* Document passage
====

U can call me childish but When me and my ex broke up I used to go to her house ring the door bell and run away for few months

@UnFitz

You’re like a first job.

No one likes you but at least you’re a learning experience.

@Shen_the_Bird

Mom: we looked at tons of baby names-

Shakespeare: What’s in a name? That which we call a rose by any other name would smell as sweet

Mom: we picked Bertha

Shakespere: oh god ew

@Marlebean

“It rubs the lotion on the skin so it can get the hose again.”

I say to my kids, slathering them in sunscreen before going in the sprinkler

@mrtruthandsoul

An atheist, a vegan, a libertarian, and a BMW owner walk into a bar…

I only know because they told everyone in the bar within 2 minutes.

@McKnightyBoo

My 17yo pretends he doesn’t understand how the washer works when I ask him to do the laundry

Congrats, you’re finally a man

@TheToddWilliams

WAITER: Would you like some more bread?
SWORD SWALLOWER: No, but could you get me another butter knife please.

@Prof_Hinkley

*my windows are foggy and my car is rocking in the McDonald’s parking lot but it’s just me inside eating Big Macs*

@MomOnFire

When a guy jokes about pms, you need to laugh along to show you’re a cool chick, but hold the laugh too long- so he gets scared.

====

* Entries supplied
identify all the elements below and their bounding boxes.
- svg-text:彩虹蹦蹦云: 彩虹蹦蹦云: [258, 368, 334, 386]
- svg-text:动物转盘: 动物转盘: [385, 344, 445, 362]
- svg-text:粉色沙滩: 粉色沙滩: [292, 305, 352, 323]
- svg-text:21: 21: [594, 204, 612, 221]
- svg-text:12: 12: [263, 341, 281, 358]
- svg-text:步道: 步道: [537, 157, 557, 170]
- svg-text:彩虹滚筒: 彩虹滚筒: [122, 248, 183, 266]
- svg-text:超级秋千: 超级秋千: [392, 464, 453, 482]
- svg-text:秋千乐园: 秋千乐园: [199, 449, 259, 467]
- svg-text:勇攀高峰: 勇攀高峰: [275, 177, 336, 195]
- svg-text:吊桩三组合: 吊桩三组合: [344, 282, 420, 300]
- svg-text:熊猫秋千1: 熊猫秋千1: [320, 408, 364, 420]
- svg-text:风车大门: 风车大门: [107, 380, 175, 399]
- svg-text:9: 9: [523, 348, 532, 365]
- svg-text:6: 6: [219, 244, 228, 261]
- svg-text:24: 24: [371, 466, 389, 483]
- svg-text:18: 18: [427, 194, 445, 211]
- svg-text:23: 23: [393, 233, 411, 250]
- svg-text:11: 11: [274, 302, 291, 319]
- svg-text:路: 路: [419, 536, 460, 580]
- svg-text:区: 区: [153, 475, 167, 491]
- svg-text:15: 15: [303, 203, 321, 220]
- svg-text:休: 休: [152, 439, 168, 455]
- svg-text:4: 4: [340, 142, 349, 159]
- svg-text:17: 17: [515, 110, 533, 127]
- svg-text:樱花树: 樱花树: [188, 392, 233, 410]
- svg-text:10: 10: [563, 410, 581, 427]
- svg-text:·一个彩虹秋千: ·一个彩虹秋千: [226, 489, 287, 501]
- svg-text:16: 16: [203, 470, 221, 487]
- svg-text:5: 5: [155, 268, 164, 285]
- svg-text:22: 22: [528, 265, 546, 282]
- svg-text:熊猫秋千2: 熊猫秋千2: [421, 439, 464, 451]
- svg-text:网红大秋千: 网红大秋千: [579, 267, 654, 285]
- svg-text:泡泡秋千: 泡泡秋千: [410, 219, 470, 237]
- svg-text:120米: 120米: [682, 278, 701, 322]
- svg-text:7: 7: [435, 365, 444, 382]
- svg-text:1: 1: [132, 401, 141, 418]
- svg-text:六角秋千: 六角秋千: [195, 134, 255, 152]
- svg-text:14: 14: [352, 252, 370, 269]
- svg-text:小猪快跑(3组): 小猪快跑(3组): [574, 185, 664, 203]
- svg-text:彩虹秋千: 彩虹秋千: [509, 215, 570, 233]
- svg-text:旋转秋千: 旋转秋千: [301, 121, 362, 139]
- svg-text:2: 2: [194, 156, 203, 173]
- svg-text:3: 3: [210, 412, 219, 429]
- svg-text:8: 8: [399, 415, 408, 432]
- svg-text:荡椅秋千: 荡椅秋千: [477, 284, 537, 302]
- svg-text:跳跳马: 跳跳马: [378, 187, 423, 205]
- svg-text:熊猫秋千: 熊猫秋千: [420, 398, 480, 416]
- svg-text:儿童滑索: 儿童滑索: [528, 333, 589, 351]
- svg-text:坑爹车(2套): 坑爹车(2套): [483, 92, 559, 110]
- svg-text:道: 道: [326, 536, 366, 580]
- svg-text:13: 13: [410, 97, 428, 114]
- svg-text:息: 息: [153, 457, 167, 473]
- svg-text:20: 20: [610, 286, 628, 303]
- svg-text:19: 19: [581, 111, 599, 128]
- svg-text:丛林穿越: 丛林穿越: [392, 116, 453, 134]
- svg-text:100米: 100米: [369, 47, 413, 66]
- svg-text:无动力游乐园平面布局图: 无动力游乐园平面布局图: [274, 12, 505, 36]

====

* What this task involves
For each statement below, answer yes or no according to the collection of joke posts, and quote the exact words from it that decide the answer.
1. One post says its writer used to ring an ex's doorbell and run away.
2. In the baby-name joke, the mom says they picked Rose.
3. The sword swallower asks the waiter for another butter knife.

* Written solution
1. Yes: "I used to go to her house ring the door bell and run away for few months"
2. No: "Mom: we picked Bertha"
3. Yes: "could you get me another butter knife please."